▶ Instructions for the task: Copy out every line exactly, passing over the pictures.
** Start **
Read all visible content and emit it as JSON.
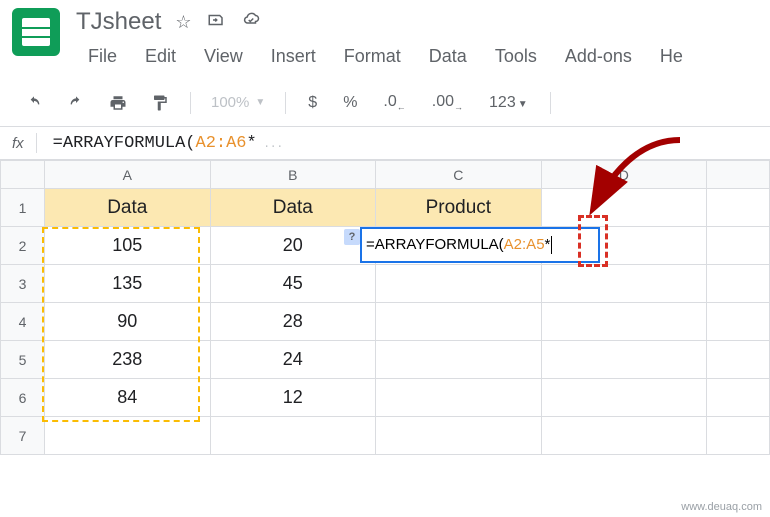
{
  "doc": {
    "title": "TJsheet"
  },
  "menubar": [
    "File",
    "Edit",
    "View",
    "Insert",
    "Format",
    "Data",
    "Tools",
    "Add-ons",
    "He"
  ],
  "toolbar": {
    "zoom": "100%",
    "currency": "$",
    "percent": "%",
    "dec_dec": ".0",
    "dec_inc": ".00",
    "numfmt": "123"
  },
  "formula_bar": {
    "fx": "fx",
    "prefix": "=ARRAYFORMULA(",
    "range": "A2:A6",
    "suffix": "*"
  },
  "columns": [
    "A",
    "B",
    "C",
    "D"
  ],
  "rows": [
    "1",
    "2",
    "3",
    "4",
    "5",
    "6",
    "7"
  ],
  "headers": {
    "a": "Data",
    "b": "Data",
    "c": "Product"
  },
  "table": [
    {
      "a": "105",
      "b": "20"
    },
    {
      "a": "135",
      "b": "45"
    },
    {
      "a": "90",
      "b": "28"
    },
    {
      "a": "238",
      "b": "24"
    },
    {
      "a": "84",
      "b": "12"
    }
  ],
  "editing": {
    "help": "?",
    "prefix": "=ARRAYFORMULA(",
    "range": "A2:A5",
    "suffix": "*"
  },
  "watermark": "www.deuaq.com"
}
** End **
▶ Output for this exercise:
Read all visible content and emit it as JSON.
{
  "doc": {
    "title": "TJsheet"
  },
  "menubar": [
    "File",
    "Edit",
    "View",
    "Insert",
    "Format",
    "Data",
    "Tools",
    "Add-ons",
    "He"
  ],
  "toolbar": {
    "zoom": "100%",
    "currency": "$",
    "percent": "%",
    "dec_dec": ".0",
    "dec_inc": ".00",
    "numfmt": "123"
  },
  "formula_bar": {
    "fx": "fx",
    "prefix": "=ARRAYFORMULA(",
    "range": "A2:A6",
    "suffix": "*"
  },
  "columns": [
    "A",
    "B",
    "C",
    "D"
  ],
  "rows": [
    "1",
    "2",
    "3",
    "4",
    "5",
    "6",
    "7"
  ],
  "headers": {
    "a": "Data",
    "b": "Data",
    "c": "Product"
  },
  "table": [
    {
      "a": "105",
      "b": "20"
    },
    {
      "a": "135",
      "b": "45"
    },
    {
      "a": "90",
      "b": "28"
    },
    {
      "a": "238",
      "b": "24"
    },
    {
      "a": "84",
      "b": "12"
    }
  ],
  "editing": {
    "help": "?",
    "prefix": "=ARRAYFORMULA(",
    "range": "A2:A5",
    "suffix": "*"
  },
  "watermark": "www.deuaq.com"
}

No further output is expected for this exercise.